## Stated problem
In your copy, leave out the pictures and repeat the entries below exactly.
-*-*-
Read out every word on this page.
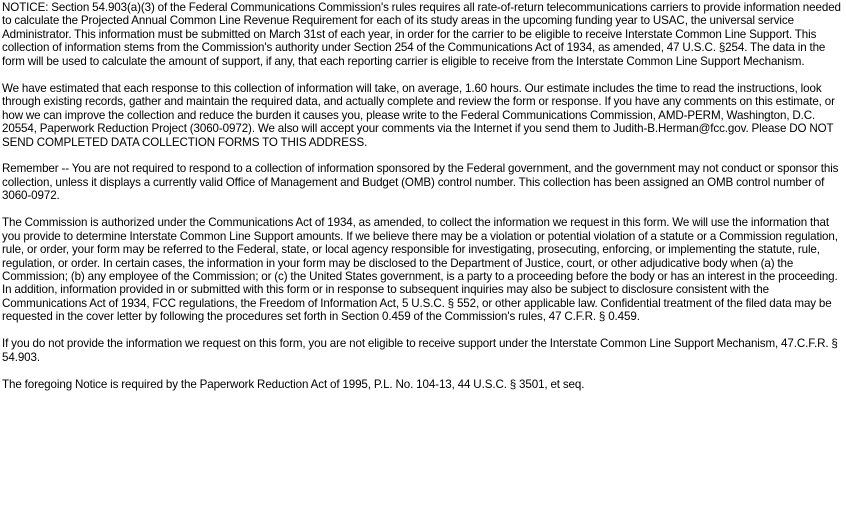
NOTICE: Section 54.903(a)(3) of the Federal Communications Commission's rules requires all rate-of-return telecommunications carriers to provide information needed to calculate the Projected Annual Common Line Revenue Requirement for each of its study areas in the upcoming funding year to USAC, the universal service Administrator. This information must be submitted on March 31st of each year, in order for the carrier to be eligible to receive Interstate Common Line Support. This collection of information stems from the Commission's authority under Section 254 of the Communications Act of 1934, as amended, 47 U.S.C. §254. The data in the form will be used to calculate the amount of support, if any, that each reporting carrier is eligible to receive from the Interstate Common Line Support Mechanism.

We have estimated that each response to this collection of information will take, on average, 1.60 hours. Our estimate includes the time to read the instructions, look through existing records, gather and maintain the required data, and actually complete and review the form or response. If you have any comments on this estimate, or how we can improve the collection and reduce the burden it causes you, please write to the Federal Communications Commission, AMD-PERM, Washington, D.C. 20554, Paperwork Reduction Project (3060-0972). We also will accept your comments via the Internet if you send them to Judith-B.Herman@fcc.gov. Please DO NOT SEND COMPLETED DATA COLLECTION FORMS TO THIS ADDRESS.

Remember -- You are not required to respond to a collection of information sponsored by the Federal government, and the government may not conduct or sponsor this collection, unless it displays a currently valid Office of Management and Budget (OMB) control number. This collection has been assigned an OMB control number of 3060-0972.

The Commission is authorized under the Communications Act of 1934, as amended, to collect the information we request in this form. We will use the information that you provide to determine Interstate Common Line Support amounts. If we believe there may be a violation or potential violation of a statute or a Commission regulation, rule, or order, your form may be referred to the Federal, state, or local agency responsible for investigating, prosecuting, enforcing, or implementing the statute, rule, regulation, or order. In certain cases, the information in your form may be disclosed to the Department of Justice, court, or other adjudicative body when (a) the Commission; (b) any employee of the Commission; or (c) the United States government, is a party to a proceeding before the body or has an interest in the proceeding. In addition, information provided in or submitted with this form or in response to subsequent inquiries may also be subject to disclosure consistent with the Communications Act of 1934, FCC regulations, the Freedom of Information Act, 5 U.S.C. § 552, or other applicable law. Confidential treatment of the filed data may be requested in the cover letter by following the procedures set forth in Section 0.459 of the Commission's rules, 47 C.F.R. § 0.459.

If you do not provide the information we request on this form, you are not eligible to receive support under the Interstate Common Line Support Mechanism, 47.C.F.R. § 54.903.

The foregoing Notice is required by the Paperwork Reduction Act of 1995, P.L. No. 104-13, 44 U.S.C. § 3501, et seq.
-*-*-
## Answer to this task
Read out every word on this page.
NOTICE: Section 54.903(a)(3) of the Federal Communications Commission's rules requires all rate-of-return telecommunications carriers to provide information needed to calculate the Projected Annual Common Line Revenue Requirement for each of its study areas in the upcoming funding year to USAC, the universal service Administrator. This information must be submitted on March 31st of each year, in order for the carrier to be eligible to receive Interstate Common Line Support. This collection of information stems from the Commission's authority under Section 254 of the Communications Act of 1934, as amended, 47 U.S.C. §254. The data in the form will be used to calculate the amount of support, if any, that each reporting carrier is eligible to receive from the Interstate Common Line Support Mechanism.

We have estimated that each response to this collection of information will take, on average, 1.60 hours. Our estimate includes the time to read the instructions, look through existing records, gather and maintain the required data, and actually complete and review the form or response. If you have any comments on this estimate, or how we can improve the collection and reduce the burden it causes you, please write to the Federal Communications Commission, AMD-PERM, Washington, D.C. 20554, Paperwork Reduction Project (3060-0972). We also will accept your comments via the Internet if you send them to Judith-B.Herman@fcc.gov. Please DO NOT SEND COMPLETED DATA COLLECTION FORMS TO THIS ADDRESS.

Remember -- You are not required to respond to a collection of information sponsored by the Federal government, and the government may not conduct or sponsor this collection, unless it displays a currently valid Office of Management and Budget (OMB) control number. This collection has been assigned an OMB control number of 3060-0972.

The Commission is authorized under the Communications Act of 1934, as amended, to collect the information we request in this form. We will use the information that you provide to determine Interstate Common Line Support amounts. If we believe there may be a violation or potential violation of a statute or a Commission regulation, rule, or order, your form may be referred to the Federal, state, or local agency responsible for investigating, prosecuting, enforcing, or implementing the statute, rule, regulation, or order. In certain cases, the information in your form may be disclosed to the Department of Justice, court, or other adjudicative body when (a) the Commission; (b) any employee of the Commission; or (c) the United States government, is a party to a proceeding before the body or has an interest in the proceeding. In addition, information provided in or submitted with this form or in response to subsequent inquiries may also be subject to disclosure consistent with the Communications Act of 1934, FCC regulations, the Freedom of Information Act, 5 U.S.C. § 552, or other applicable law. Confidential treatment of the filed data may be requested in the cover letter by following the procedures set forth in Section 0.459 of the Commission's rules, 47 C.F.R. § 0.459.

If you do not provide the information we request on this form, you are not eligible to receive support under the Interstate Common Line Support Mechanism, 47.C.F.R. § 54.903.

The foregoing Notice is required by the Paperwork Reduction Act of 1995, P.L. No. 104-13, 44 U.S.C. § 3501, et seq.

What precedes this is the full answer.